**Work to be completed:** Look through the records below, and copy out every line that holds the string "this".

**Dataset content:**
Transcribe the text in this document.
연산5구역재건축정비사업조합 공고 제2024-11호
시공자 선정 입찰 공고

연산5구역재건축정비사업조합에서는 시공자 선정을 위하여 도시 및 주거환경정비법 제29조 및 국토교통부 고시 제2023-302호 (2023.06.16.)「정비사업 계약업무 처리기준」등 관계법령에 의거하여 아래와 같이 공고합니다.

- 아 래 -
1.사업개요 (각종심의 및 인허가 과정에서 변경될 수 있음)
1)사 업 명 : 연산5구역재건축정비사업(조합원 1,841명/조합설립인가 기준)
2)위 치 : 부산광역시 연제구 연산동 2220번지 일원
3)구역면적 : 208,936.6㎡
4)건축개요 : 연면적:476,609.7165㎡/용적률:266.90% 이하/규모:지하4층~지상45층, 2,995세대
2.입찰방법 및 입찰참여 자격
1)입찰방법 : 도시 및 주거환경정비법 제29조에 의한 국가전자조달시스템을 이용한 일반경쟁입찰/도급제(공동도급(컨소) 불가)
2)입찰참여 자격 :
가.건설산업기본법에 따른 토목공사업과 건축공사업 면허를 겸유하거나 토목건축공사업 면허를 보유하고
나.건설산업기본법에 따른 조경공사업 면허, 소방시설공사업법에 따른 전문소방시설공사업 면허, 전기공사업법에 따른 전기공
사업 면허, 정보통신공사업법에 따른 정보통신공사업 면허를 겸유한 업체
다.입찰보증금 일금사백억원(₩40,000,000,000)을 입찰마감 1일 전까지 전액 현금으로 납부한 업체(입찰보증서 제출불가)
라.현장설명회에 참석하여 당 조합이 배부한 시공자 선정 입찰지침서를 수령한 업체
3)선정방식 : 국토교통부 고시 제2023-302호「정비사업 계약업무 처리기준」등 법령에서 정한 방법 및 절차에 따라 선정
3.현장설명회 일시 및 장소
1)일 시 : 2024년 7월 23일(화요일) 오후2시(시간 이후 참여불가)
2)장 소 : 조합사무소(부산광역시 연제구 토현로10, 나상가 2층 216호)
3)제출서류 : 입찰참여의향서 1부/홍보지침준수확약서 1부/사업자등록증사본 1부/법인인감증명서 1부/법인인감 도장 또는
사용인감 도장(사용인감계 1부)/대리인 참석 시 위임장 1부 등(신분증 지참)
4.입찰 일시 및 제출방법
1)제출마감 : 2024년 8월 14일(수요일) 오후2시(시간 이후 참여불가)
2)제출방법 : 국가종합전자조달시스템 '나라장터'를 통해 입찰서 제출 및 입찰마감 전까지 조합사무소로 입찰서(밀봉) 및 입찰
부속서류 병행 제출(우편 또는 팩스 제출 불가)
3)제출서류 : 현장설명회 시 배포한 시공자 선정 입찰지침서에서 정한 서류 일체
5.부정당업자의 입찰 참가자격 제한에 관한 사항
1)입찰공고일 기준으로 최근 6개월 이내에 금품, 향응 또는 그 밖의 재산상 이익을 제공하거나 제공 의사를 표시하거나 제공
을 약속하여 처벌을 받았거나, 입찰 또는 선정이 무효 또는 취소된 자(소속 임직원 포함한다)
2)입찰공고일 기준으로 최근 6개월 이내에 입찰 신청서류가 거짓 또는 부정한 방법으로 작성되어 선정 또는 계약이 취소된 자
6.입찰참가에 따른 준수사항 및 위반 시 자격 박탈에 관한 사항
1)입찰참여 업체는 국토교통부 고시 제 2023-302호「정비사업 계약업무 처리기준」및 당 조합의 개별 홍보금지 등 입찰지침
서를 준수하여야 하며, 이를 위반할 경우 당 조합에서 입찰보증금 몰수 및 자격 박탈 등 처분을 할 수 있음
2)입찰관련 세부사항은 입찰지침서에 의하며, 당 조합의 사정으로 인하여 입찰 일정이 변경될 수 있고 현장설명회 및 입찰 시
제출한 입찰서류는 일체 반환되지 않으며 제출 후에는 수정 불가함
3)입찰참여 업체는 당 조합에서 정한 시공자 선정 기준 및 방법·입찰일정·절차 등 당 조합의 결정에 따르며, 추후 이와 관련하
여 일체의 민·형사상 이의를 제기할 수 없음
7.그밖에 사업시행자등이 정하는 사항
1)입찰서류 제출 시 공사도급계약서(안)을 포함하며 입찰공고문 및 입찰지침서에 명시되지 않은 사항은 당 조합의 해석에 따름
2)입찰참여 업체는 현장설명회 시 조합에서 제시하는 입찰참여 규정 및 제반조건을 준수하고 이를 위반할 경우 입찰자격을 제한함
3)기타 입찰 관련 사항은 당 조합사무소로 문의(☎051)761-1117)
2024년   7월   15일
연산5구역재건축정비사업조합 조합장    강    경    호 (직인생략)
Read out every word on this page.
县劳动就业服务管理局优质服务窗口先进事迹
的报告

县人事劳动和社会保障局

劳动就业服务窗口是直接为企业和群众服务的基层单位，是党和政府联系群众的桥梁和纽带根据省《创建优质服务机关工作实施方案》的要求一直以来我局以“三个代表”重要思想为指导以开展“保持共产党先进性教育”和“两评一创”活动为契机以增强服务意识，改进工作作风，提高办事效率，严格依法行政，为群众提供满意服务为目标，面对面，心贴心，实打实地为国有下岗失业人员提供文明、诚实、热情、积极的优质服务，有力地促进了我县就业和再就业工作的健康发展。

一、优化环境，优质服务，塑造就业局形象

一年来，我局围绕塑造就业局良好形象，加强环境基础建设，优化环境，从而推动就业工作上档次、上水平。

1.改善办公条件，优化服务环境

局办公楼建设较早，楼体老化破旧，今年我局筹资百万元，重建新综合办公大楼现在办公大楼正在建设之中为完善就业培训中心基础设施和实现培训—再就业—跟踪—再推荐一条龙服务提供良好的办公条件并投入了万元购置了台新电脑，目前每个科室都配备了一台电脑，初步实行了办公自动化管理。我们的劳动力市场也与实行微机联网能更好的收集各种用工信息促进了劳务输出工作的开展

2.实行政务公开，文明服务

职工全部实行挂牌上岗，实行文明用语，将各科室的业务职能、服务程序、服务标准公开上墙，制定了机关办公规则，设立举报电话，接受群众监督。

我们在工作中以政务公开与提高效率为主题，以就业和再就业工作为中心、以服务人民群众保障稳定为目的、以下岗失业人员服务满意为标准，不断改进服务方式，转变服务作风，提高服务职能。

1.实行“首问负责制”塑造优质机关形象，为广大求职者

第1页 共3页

**Solution:**
Transcribe the text in this document.
Read out every word on this page.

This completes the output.